⟨

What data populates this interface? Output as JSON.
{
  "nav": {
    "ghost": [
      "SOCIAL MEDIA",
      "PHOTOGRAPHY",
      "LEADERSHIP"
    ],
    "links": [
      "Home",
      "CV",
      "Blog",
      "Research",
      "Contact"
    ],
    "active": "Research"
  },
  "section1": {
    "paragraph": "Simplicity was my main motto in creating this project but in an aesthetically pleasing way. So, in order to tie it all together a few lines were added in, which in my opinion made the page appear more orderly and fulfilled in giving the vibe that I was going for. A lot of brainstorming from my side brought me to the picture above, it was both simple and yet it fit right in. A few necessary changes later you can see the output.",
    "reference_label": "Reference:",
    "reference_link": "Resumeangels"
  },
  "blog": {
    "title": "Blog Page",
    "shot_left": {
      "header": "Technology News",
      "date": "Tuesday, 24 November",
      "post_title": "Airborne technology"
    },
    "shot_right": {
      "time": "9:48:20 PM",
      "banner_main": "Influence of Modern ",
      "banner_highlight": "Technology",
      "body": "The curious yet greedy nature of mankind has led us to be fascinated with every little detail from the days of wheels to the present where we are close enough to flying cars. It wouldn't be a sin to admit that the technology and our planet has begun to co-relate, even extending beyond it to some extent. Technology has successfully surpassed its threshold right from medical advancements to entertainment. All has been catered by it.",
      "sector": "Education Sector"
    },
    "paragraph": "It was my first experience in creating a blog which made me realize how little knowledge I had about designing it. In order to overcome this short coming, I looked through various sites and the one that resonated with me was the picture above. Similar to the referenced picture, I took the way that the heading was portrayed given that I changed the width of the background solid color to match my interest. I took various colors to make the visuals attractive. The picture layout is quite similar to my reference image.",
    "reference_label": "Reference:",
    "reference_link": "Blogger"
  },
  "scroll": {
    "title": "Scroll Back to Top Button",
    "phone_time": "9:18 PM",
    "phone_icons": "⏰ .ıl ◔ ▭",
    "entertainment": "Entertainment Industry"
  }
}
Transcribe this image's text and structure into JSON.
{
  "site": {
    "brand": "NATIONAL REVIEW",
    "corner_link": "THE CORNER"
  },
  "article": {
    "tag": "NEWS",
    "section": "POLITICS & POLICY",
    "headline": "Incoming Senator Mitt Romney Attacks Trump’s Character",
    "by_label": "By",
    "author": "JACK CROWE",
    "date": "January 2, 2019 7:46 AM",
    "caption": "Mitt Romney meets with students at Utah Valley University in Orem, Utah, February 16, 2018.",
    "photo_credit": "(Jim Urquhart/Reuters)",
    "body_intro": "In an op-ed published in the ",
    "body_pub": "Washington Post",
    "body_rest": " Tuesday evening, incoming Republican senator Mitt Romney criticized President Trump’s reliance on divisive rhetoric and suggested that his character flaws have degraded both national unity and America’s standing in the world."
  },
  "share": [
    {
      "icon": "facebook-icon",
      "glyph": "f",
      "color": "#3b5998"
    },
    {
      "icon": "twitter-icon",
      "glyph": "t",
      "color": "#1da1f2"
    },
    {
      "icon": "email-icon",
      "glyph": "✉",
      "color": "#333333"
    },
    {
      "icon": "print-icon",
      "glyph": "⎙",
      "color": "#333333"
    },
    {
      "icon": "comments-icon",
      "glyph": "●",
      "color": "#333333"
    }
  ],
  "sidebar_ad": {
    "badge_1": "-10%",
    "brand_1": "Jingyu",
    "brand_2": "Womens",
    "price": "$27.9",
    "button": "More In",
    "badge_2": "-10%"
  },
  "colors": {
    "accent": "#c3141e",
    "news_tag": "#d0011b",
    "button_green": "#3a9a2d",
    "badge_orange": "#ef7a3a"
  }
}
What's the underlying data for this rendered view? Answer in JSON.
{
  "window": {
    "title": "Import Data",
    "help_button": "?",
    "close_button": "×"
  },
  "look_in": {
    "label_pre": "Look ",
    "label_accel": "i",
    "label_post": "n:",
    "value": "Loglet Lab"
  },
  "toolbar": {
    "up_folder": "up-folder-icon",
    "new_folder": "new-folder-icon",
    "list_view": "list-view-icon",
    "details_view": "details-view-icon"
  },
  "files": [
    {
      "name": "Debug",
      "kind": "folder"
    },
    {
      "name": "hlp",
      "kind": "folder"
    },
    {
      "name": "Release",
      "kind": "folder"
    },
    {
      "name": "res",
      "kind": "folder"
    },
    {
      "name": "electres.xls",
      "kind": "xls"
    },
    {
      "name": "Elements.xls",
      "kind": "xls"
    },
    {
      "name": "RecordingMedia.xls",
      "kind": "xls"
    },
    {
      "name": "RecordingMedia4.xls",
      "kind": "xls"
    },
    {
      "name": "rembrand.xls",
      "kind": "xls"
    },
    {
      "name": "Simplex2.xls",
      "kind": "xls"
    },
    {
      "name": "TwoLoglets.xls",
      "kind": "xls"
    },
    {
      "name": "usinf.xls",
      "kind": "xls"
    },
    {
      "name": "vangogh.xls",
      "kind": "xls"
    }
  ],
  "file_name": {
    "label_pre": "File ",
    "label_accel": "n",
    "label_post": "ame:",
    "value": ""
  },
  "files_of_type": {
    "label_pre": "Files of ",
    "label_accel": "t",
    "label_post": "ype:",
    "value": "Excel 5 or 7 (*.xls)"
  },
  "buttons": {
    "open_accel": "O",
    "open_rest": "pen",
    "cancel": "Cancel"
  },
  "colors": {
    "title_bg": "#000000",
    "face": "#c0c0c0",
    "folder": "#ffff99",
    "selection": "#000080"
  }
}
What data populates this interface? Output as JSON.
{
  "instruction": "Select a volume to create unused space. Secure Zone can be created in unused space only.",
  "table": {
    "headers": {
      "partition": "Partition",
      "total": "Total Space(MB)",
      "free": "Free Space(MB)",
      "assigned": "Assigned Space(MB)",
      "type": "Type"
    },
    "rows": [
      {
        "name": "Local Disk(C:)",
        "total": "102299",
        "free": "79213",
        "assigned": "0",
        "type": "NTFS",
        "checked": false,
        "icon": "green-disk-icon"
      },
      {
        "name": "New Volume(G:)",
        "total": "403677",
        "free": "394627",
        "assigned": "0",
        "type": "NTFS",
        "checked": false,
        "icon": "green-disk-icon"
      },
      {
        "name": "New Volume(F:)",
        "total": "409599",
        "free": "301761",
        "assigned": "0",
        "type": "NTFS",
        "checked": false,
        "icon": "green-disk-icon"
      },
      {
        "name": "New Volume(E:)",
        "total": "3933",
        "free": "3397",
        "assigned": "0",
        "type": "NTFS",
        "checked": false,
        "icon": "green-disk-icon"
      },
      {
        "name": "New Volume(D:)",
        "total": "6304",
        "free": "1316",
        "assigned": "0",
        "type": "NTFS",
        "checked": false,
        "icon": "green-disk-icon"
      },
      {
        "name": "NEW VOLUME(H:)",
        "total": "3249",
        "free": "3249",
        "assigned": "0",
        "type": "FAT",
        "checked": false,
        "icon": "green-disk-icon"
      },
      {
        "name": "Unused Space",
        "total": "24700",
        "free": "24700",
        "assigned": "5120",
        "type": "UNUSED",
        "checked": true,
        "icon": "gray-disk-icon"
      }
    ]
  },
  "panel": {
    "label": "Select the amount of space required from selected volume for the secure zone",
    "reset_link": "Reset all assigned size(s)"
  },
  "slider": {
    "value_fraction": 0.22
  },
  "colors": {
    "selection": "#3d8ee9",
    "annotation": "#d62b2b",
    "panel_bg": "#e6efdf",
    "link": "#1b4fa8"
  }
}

⟩

» **INSTRUCTIONS FOR THE TASK**: All of the data above should be transcribed exactly.

» **RESULT FOR THIS TASK**:
What data populates this interface? Output as JSON.
{
  "nav": {
    "ghost": [
      "SOCIAL MEDIA",
      "PHOTOGRAPHY",
      "LEADERSHIP"
    ],
    "links": [
      "Home",
      "CV",
      "Blog",
      "Research",
      "Contact"
    ],
    "active": "Research"
  },
  "section1": {
    "paragraph": "Simplicity was my main motto in creating this project but in an aesthetically pleasing way. So, in order to tie it all together a few lines were added in, which in my opinion made the page appear more orderly and fulfilled in giving the vibe that I was going for. A lot of brainstorming from my side brought me to the picture above, it was both simple and yet it fit right in. A few necessary changes later you can see the output.",
    "reference_label": "Reference:",
    "reference_link": "Resumeangels"
  },
  "blog": {
    "title": "Blog Page",
    "shot_left": {
      "header": "Technology News",
      "date": "Tuesday, 24 November",
      "post_title": "Airborne technology"
    },
    "shot_right": {
      "time": "9:48:20 PM",
      "banner_main": "Influence of Modern ",
      "banner_highlight": "Technology",
      "body": "The curious yet greedy nature of mankind has led us to be fascinated with every little detail from the days of wheels to the present where we are close enough to flying cars. It wouldn't be a sin to admit that the technology and our planet has begun to co-relate, even extending beyond it to some extent. Technology has successfully surpassed its threshold right from medical advancements to entertainment. All has been catered by it.",
      "sector": "Education Sector"
    },
    "paragraph": "It was my first experience in creating a blog which made me realize how little knowledge I had about designing it. In order to overcome this short coming, I looked through various sites and the one that resonated with me was the picture above. Similar to the referenced picture, I took the way that the heading was portrayed given that I changed the width of the background solid color to match my interest. I took various colors to make the visuals attractive. The picture layout is quite similar to my reference image.",
    "reference_label": "Reference:",
    "reference_link": "Blogger"
  },
  "scroll": {
    "title": "Scroll Back to Top Button",
    "phone_time": "9:18 PM",
    "phone_icons": "⏰ .ıl ◔ ▭",
    "entertainment": "Entertainment Industry"
  }
}
Transcribe this image's text and structure into JSON.
{
  "site": {
    "brand": "NATIONAL REVIEW",
    "corner_link": "THE CORNER"
  },
  "article": {
    "tag": "NEWS",
    "section": "POLITICS & POLICY",
    "headline": "Incoming Senator Mitt Romney Attacks Trump’s Character",
    "by_label": "By",
    "author": "JACK CROWE",
    "date": "January 2, 2019 7:46 AM",
    "caption": "Mitt Romney meets with students at Utah Valley University in Orem, Utah, February 16, 2018.",
    "photo_credit": "(Jim Urquhart/Reuters)",
    "body_intro": "In an op-ed published in the ",
    "body_pub": "Washington Post",
    "body_rest": " Tuesday evening, incoming Republican senator Mitt Romney criticized President Trump’s reliance on divisive rhetoric and suggested that his character flaws have degraded both national unity and America’s standing in the world."
  },
  "share": [
    {
      "icon": "facebook-icon",
      "glyph": "f",
      "color": "#3b5998"
    },
    {
      "icon": "twitter-icon",
      "glyph": "t",
      "color": "#1da1f2"
    },
    {
      "icon": "email-icon",
      "glyph": "✉",
      "color": "#333333"
    },
    {
      "icon": "print-icon",
      "glyph": "⎙",
      "color": "#333333"
    },
    {
      "icon": "comments-icon",
      "glyph": "●",
      "color": "#333333"
    }
  ],
  "sidebar_ad": {
    "badge_1": "-10%",
    "brand_1": "Jingyu",
    "brand_2": "Womens",
    "price": "$27.9",
    "button": "More In",
    "badge_2": "-10%"
  },
  "colors": {
    "accent": "#c3141e",
    "news_tag": "#d0011b",
    "button_green": "#3a9a2d",
    "badge_orange": "#ef7a3a"
  }
}
What's the underlying data for this rendered view? Answer in JSON.
{
  "window": {
    "title": "Import Data",
    "help_button": "?",
    "close_button": "×"
  },
  "look_in": {
    "label_pre": "Look ",
    "label_accel": "i",
    "label_post": "n:",
    "value": "Loglet Lab"
  },
  "toolbar": {
    "up_folder": "up-folder-icon",
    "new_folder": "new-folder-icon",
    "list_view": "list-view-icon",
    "details_view": "details-view-icon"
  },
  "files": [
    {
      "name": "Debug",
      "kind": "folder"
    },
    {
      "name": "hlp",
      "kind": "folder"
    },
    {
      "name": "Release",
      "kind": "folder"
    },
    {
      "name": "res",
      "kind": "folder"
    },
    {
      "name": "electres.xls",
      "kind": "xls"
    },
    {
      "name": "Elements.xls",
      "kind": "xls"
    },
    {
      "name": "RecordingMedia.xls",
      "kind": "xls"
    },
    {
      "name": "RecordingMedia4.xls",
      "kind": "xls"
    },
    {
      "name": "rembrand.xls",
      "kind": "xls"
    },
    {
      "name": "Simplex2.xls",
      "kind": "xls"
    },
    {
      "name": "TwoLoglets.xls",
      "kind": "xls"
    },
    {
      "name": "usinf.xls",
      "kind": "xls"
    },
    {
      "name": "vangogh.xls",
      "kind": "xls"
    }
  ],
  "file_name": {
    "label_pre": "File ",
    "label_accel": "n",
    "label_post": "ame:",
    "value": ""
  },
  "files_of_type": {
    "label_pre": "Files of ",
    "label_accel": "t",
    "label_post": "ype:",
    "value": "Excel 5 or 7 (*.xls)"
  },
  "buttons": {
    "open_accel": "O",
    "open_rest": "pen",
    "cancel": "Cancel"
  },
  "colors": {
    "title_bg": "#000000",
    "face": "#c0c0c0",
    "folder": "#ffff99",
    "selection": "#000080"
  }
}
What data populates this interface? Output as JSON.
{
  "instruction": "Select a volume to create unused space. Secure Zone can be created in unused space only.",
  "table": {
    "headers": {
      "partition": "Partition",
      "total": "Total Space(MB)",
      "free": "Free Space(MB)",
      "assigned": "Assigned Space(MB)",
      "type": "Type"
    },
    "rows": [
      {
        "name": "Local Disk(C:)",
        "total": "102299",
        "free": "79213",
        "assigned": "0",
        "type": "NTFS",
        "checked": false,
        "icon": "green-disk-icon"
      },
      {
        "name": "New Volume(G:)",
        "total": "403677",
        "free": "394627",
        "assigned": "0",
        "type": "NTFS",
        "checked": false,
        "icon": "green-disk-icon"
      },
      {
        "name": "New Volume(F:)",
        "total": "409599",
        "free": "301761",
        "assigned": "0",
        "type": "NTFS",
        "checked": false,
        "icon": "green-disk-icon"
      },
      {
        "name": "New Volume(E:)",
        "total": "3933",
        "free": "3397",
        "assigned": "0",
        "type": "NTFS",
        "checked": false,
        "icon": "green-disk-icon"
      },
      {
        "name": "New Volume(D:)",
        "total": "6304",
        "free": "1316",
        "assigned": "0",
        "type": "NTFS",
        "checked": false,
        "icon": "green-disk-icon"
      },
      {
        "name": "NEW VOLUME(H:)",
        "total": "3249",
        "free": "3249",
        "assigned": "0",
        "type": "FAT",
        "checked": false,
        "icon": "green-disk-icon"
      },
      {
        "name": "Unused Space",
        "total": "24700",
        "free": "24700",
        "assigned": "5120",
        "type": "UNUSED",
        "checked": true,
        "icon": "gray-disk-icon"
      }
    ]
  },
  "panel": {
    "label": "Select the amount of space required from selected volume for the secure zone",
    "reset_link": "Reset all assigned size(s)"
  },
  "slider": {
    "value_fraction": 0.22
  },
  "colors": {
    "selection": "#3d8ee9",
    "annotation": "#d62b2b",
    "panel_bg": "#e6efdf",
    "link": "#1b4fa8"
  }
}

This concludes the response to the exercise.